Work instructions »
Reproduce the entries word for word but drop every picture.

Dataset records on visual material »
=== Section Start ===
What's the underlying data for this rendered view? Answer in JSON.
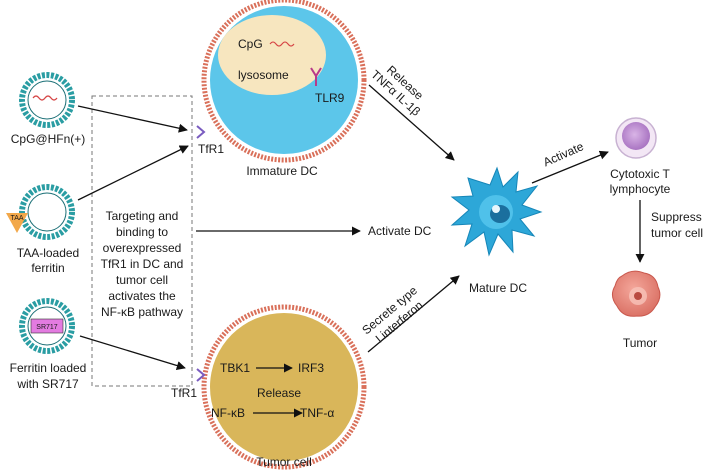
{
  "nanoparticles": {
    "cpg": "CpG@HFn(+)",
    "taa_line1": "TAA-loaded",
    "taa_line2": "ferritin",
    "taa_tag": "TAA",
    "sr_line1": "Ferritin loaded",
    "sr_line2": "with SR717",
    "sr_tag": "SR717"
  },
  "targeting_box": {
    "lines": [
      "Targeting and",
      "binding to",
      "overexpressed",
      "TfR1 in DC and",
      "tumor cell",
      "activates the",
      "NF-κB pathway"
    ]
  },
  "immature_dc": {
    "cpg": "CpG",
    "lysosome": "lysosome",
    "tlr9": "TLR9",
    "tfr1": "TfR1",
    "label": "Immature DC"
  },
  "tumor_cell": {
    "tbk1": "TBK1",
    "irf3": "IRF3",
    "nfkb": "NF-κB",
    "release": "Release",
    "tnf": "TNF-α",
    "tfr1": "TfR1",
    "label": "Tumor cell"
  },
  "arrows_text": {
    "release_line1": "Release",
    "release_line2": "TNFα IL-1β",
    "activate_dc": "Activate DC",
    "secrete_line1": "Secrete type",
    "secrete_line2": "I interferon",
    "activate": "Activate",
    "suppress_line1": "Suppress",
    "suppress_line2": "tumor cell"
  },
  "mature_dc": {
    "label": "Mature DC"
  },
  "t_cell": {
    "label_line1": "Cytotoxic T",
    "label_line2": "lymphocyte"
  },
  "tumor": {
    "label": "Tumor"
  },
  "colors": {
    "ring_teal": "#2a9da3",
    "immature_fill": "#5cc6ea",
    "lysosome_fill": "#f7e6bf",
    "tumor_fill": "#d9b65a",
    "dc_blue": "#2da7d8",
    "receptor": "#7a5cc0"
  }
}
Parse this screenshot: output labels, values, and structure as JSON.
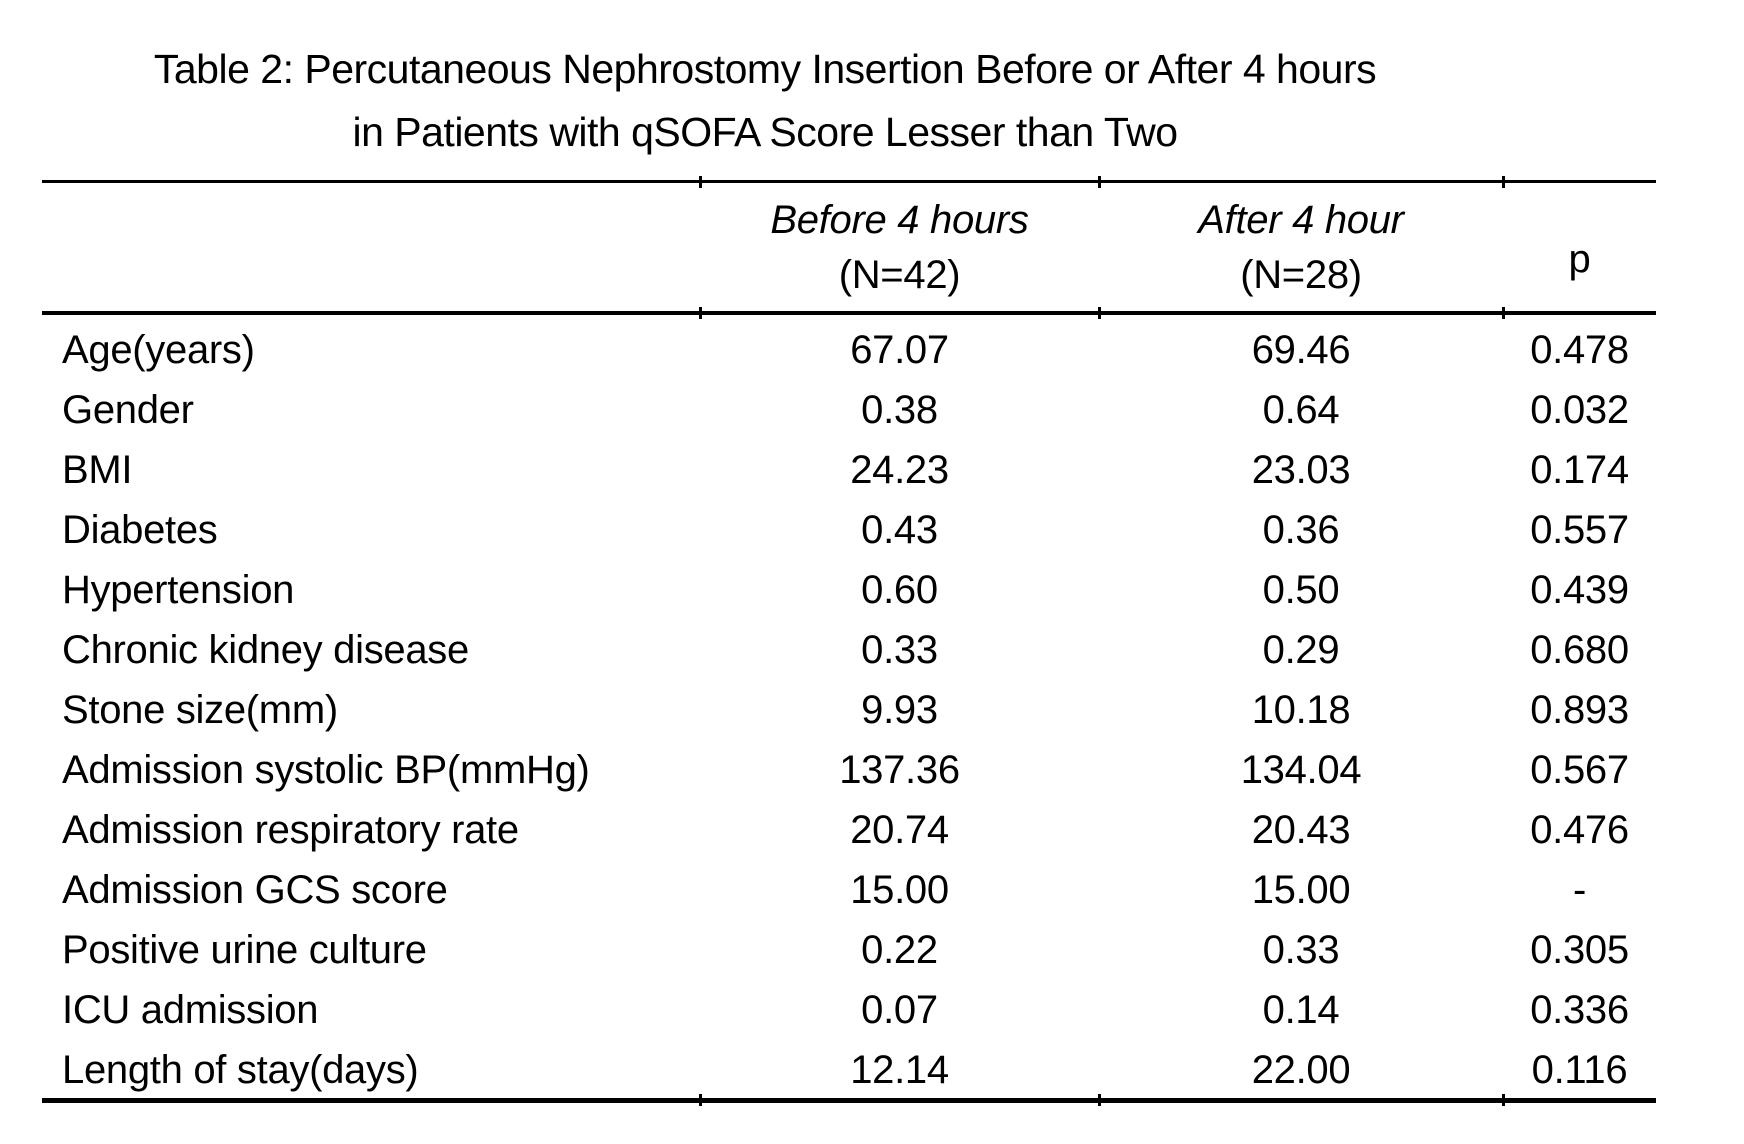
{
  "title": {
    "line1": "Table 2: Percutaneous Nephrostomy Insertion Before or After 4 hours",
    "line2": "in Patients with qSOFA Score Lesser than Two"
  },
  "table": {
    "header": {
      "group_before": {
        "line1": "Before 4 hours",
        "line2": "(N=42)"
      },
      "group_after": {
        "line1": "After 4 hour",
        "line2": "(N=28)"
      },
      "p_label": "p"
    },
    "rows": [
      {
        "label": "Age(years)",
        "before": "67.07",
        "after": "69.46",
        "p": "0.478"
      },
      {
        "label": "Gender",
        "before": "0.38",
        "after": "0.64",
        "p": "0.032"
      },
      {
        "label": "BMI",
        "before": "24.23",
        "after": "23.03",
        "p": "0.174"
      },
      {
        "label": "Diabetes",
        "before": "0.43",
        "after": "0.36",
        "p": "0.557"
      },
      {
        "label": "Hypertension",
        "before": "0.60",
        "after": "0.50",
        "p": "0.439"
      },
      {
        "label": "Chronic kidney disease",
        "before": "0.33",
        "after": "0.29",
        "p": "0.680"
      },
      {
        "label": "Stone size(mm)",
        "before": "9.93",
        "after": "10.18",
        "p": "0.893"
      },
      {
        "label": "Admission systolic BP(mmHg)",
        "before": "137.36",
        "after": "134.04",
        "p": "0.567"
      },
      {
        "label": "Admission respiratory rate",
        "before": "20.74",
        "after": "20.43",
        "p": "0.476"
      },
      {
        "label": "Admission GCS score",
        "before": "15.00",
        "after": "15.00",
        "p": "-"
      },
      {
        "label": "Positive urine culture",
        "before": "0.22",
        "after": "0.33",
        "p": "0.305"
      },
      {
        "label": "ICU admission",
        "before": "0.07",
        "after": "0.14",
        "p": "0.336"
      },
      {
        "label": "Length of stay(days)",
        "before": "12.14",
        "after": "22.00",
        "p": "0.116"
      }
    ]
  },
  "colors": {
    "text": "#000000",
    "background": "#ffffff",
    "rule": "#000000"
  }
}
=== Section End ===
Output for this task »
What's the underlying data for this rendered view? Answer in JSON.
{
  "nanoparticles": {
    "cpg": "CpG@HFn(+)",
    "taa_line1": "TAA-loaded",
    "taa_line2": "ferritin",
    "taa_tag": "TAA",
    "sr_line1": "Ferritin loaded",
    "sr_line2": "with SR717",
    "sr_tag": "SR717"
  },
  "targeting_box": {
    "lines": [
      "Targeting and",
      "binding to",
      "overexpressed",
      "TfR1 in DC and",
      "tumor cell",
      "activates the",
      "NF-κB pathway"
    ]
  },
  "immature_dc": {
    "cpg": "CpG",
    "lysosome": "lysosome",
    "tlr9": "TLR9",
    "tfr1": "TfR1",
    "label": "Immature DC"
  },
  "tumor_cell": {
    "tbk1": "TBK1",
    "irf3": "IRF3",
    "nfkb": "NF-κB",
    "release": "Release",
    "tnf": "TNF-α",
    "tfr1": "TfR1",
    "label": "Tumor cell"
  },
  "arrows_text": {
    "release_line1": "Release",
    "release_line2": "TNFα IL-1β",
    "activate_dc": "Activate DC",
    "secrete_line1": "Secrete type",
    "secrete_line2": "I interferon",
    "activate": "Activate",
    "suppress_line1": "Suppress",
    "suppress_line2": "tumor cell"
  },
  "mature_dc": {
    "label": "Mature DC"
  },
  "t_cell": {
    "label_line1": "Cytotoxic T",
    "label_line2": "lymphocyte"
  },
  "tumor": {
    "label": "Tumor"
  },
  "colors": {
    "ring_teal": "#2a9da3",
    "immature_fill": "#5cc6ea",
    "lysosome_fill": "#f7e6bf",
    "tumor_fill": "#d9b65a",
    "dc_blue": "#2da7d8",
    "receptor": "#7a5cc0"
  }
}
Parse this screenshot: output labels, values, and structure as JSON.
{
  "title": {
    "line1": "Table 2: Percutaneous Nephrostomy Insertion Before or After 4 hours",
    "line2": "in Patients with qSOFA Score Lesser than Two"
  },
  "table": {
    "header": {
      "group_before": {
        "line1": "Before 4 hours",
        "line2": "(N=42)"
      },
      "group_after": {
        "line1": "After 4 hour",
        "line2": "(N=28)"
      },
      "p_label": "p"
    },
    "rows": [
      {
        "label": "Age(years)",
        "before": "67.07",
        "after": "69.46",
        "p": "0.478"
      },
      {
        "label": "Gender",
        "before": "0.38",
        "after": "0.64",
        "p": "0.032"
      },
      {
        "label": "BMI",
        "before": "24.23",
        "after": "23.03",
        "p": "0.174"
      },
      {
        "label": "Diabetes",
        "before": "0.43",
        "after": "0.36",
        "p": "0.557"
      },
      {
        "label": "Hypertension",
        "before": "0.60",
        "after": "0.50",
        "p": "0.439"
      },
      {
        "label": "Chronic kidney disease",
        "before": "0.33",
        "after": "0.29",
        "p": "0.680"
      },
      {
        "label": "Stone size(mm)",
        "before": "9.93",
        "after": "10.18",
        "p": "0.893"
      },
      {
        "label": "Admission systolic BP(mmHg)",
        "before": "137.36",
        "after": "134.04",
        "p": "0.567"
      },
      {
        "label": "Admission respiratory rate",
        "before": "20.74",
        "after": "20.43",
        "p": "0.476"
      },
      {
        "label": "Admission GCS score",
        "before": "15.00",
        "after": "15.00",
        "p": "-"
      },
      {
        "label": "Positive urine culture",
        "before": "0.22",
        "after": "0.33",
        "p": "0.305"
      },
      {
        "label": "ICU admission",
        "before": "0.07",
        "after": "0.14",
        "p": "0.336"
      },
      {
        "label": "Length of stay(days)",
        "before": "12.14",
        "after": "22.00",
        "p": "0.116"
      }
    ]
  },
  "colors": {
    "text": "#000000",
    "background": "#ffffff",
    "rule": "#000000"
  }
}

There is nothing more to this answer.